• REQUIREMENTS: Look through the listing for the word "Flinders". Copy each line that has it.

(Saved entries)
## Start
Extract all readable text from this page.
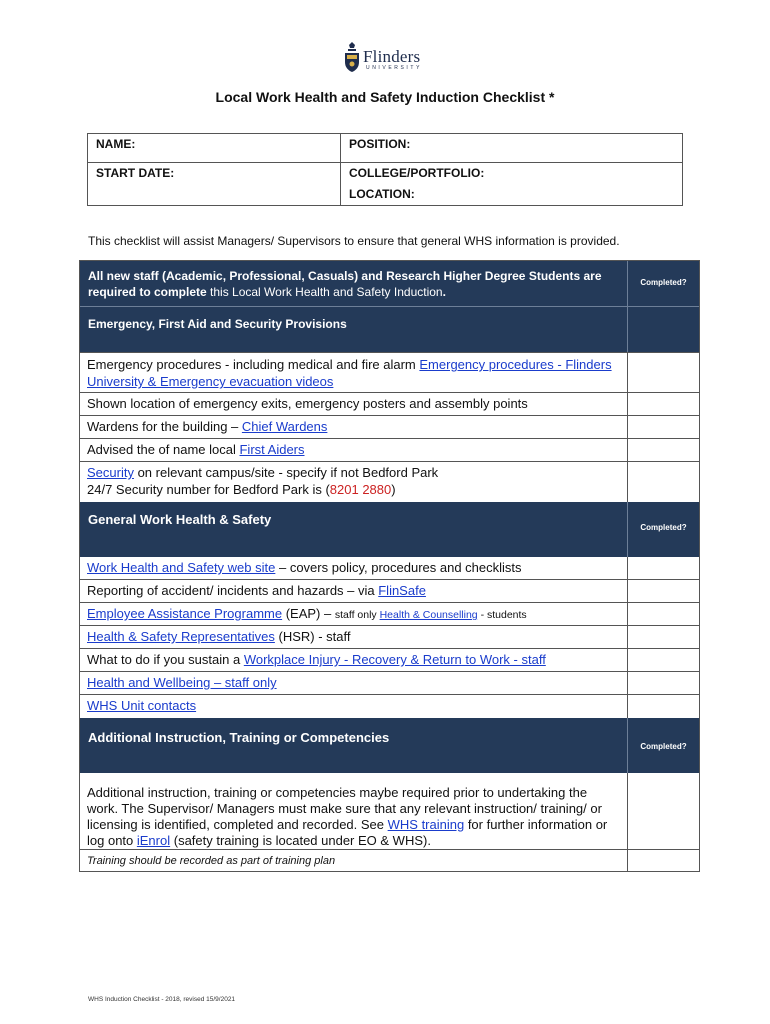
Flinders
UNIVERSITY
Local Work Health and Safety Induction Checklist *
NAME:	POSITION:

START DATE:	COLLEGE/PORTFOLIO:
LOCATION:
This checklist will assist Managers/ Supervisors to ensure that general WHS information is provided.
All new staff (Academic, Professional, Casuals) and Research Higher Degree Students are required to complete this Local Work Health and Safety Induction.
Completed?
Emergency, First Aid and Security Provisions
Emergency procedures - including medical and fire alarm Emergency procedures - Flinders University & Emergency evacuation videos
Shown location of emergency exits, emergency posters and assembly points
Wardens for the building – Chief Wardens
Advised the of name local First Aiders
Security on relevant campus/site - specify if not Bedford Park
24/7 Security number for Bedford Park is (8201 2880)
General Work Health & Safety
Completed?
Work Health and Safety web site – covers policy, procedures and checklists
Reporting of accident/ incidents and hazards – via FlinSafe
Employee Assistance Programme (EAP) – staff only Health & Counselling - students
Health & Safety Representatives (HSR) - staff
What to do if you sustain a Workplace Injury - Recovery & Return to Work - staff
Health and Wellbeing – staff only
WHS Unit contacts
Additional Instruction, Training or Competencies
Completed?
Additional instruction, training or competencies maybe required prior to undertaking the work. The Supervisor/ Managers must make sure that any relevant instruction/ training/ or licensing is identified, completed and recorded. See WHS training for further information or log onto iEnrol (safety training is located under EO & WHS).
Training should be recorded as part of training plan
WHS Induction Checklist - 2018, revised 15/9/2021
## End
• RESULT BELOW:
Flinders
Emergency procedures - including medical and fire alarm Emergency procedures - Flinders University & Emergency evacuation videos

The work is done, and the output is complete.